**WHAT TO PRODUCE**
In the material below, find all lines with the string "округа" and copy them.

**DATASET RECORDS**
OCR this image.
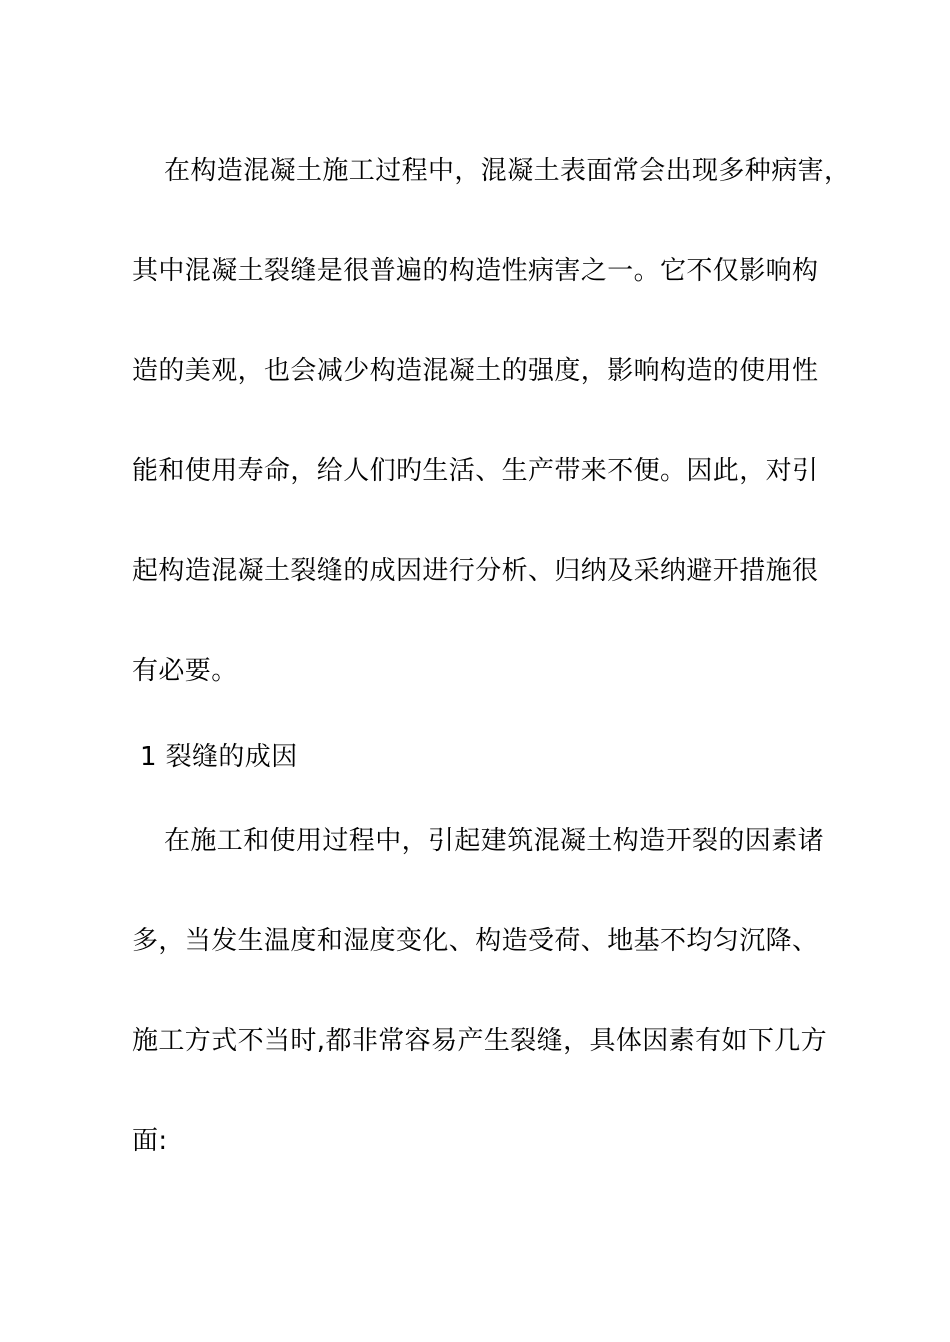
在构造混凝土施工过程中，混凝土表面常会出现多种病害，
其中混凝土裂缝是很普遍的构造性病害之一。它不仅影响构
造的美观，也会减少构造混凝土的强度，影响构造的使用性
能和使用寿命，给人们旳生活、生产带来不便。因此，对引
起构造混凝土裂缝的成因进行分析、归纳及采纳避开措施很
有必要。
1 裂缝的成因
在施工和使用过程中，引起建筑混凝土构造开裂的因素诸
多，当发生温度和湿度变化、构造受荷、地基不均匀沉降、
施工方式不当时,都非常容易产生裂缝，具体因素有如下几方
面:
---
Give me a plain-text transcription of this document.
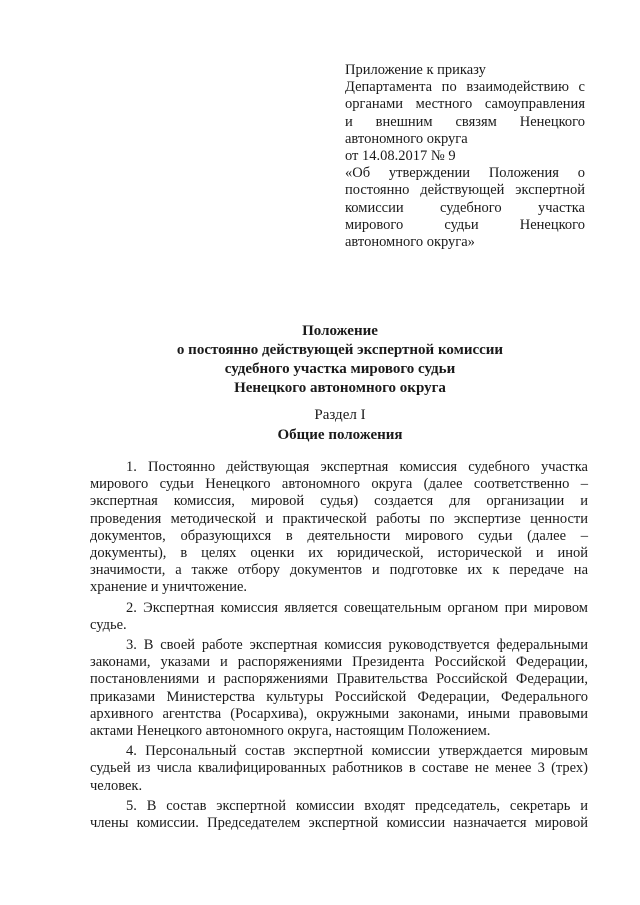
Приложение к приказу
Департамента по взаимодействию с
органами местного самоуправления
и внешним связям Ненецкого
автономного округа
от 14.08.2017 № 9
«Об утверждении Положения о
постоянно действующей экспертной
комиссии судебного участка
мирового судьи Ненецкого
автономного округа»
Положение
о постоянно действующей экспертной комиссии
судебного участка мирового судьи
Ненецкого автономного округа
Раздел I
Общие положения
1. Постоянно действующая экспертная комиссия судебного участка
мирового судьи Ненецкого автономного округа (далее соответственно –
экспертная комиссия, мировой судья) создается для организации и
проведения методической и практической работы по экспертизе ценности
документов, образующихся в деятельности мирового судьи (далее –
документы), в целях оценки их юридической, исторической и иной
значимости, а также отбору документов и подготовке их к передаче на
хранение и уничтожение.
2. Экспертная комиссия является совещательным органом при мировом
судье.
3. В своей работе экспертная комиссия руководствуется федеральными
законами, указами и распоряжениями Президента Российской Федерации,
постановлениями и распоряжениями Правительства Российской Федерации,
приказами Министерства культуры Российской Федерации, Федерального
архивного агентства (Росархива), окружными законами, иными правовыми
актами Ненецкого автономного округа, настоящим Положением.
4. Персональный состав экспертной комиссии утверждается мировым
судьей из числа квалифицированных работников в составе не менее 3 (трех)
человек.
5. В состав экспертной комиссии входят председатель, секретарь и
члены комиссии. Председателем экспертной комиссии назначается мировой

**ANSWER FOR THIS EXERCISE**
автономного округа
автономного округа»
Ненецкого автономного округа
мирового судьи Ненецкого автономного округа (далее соответственно –
актами Ненецкого автономного округа, настоящим Положением.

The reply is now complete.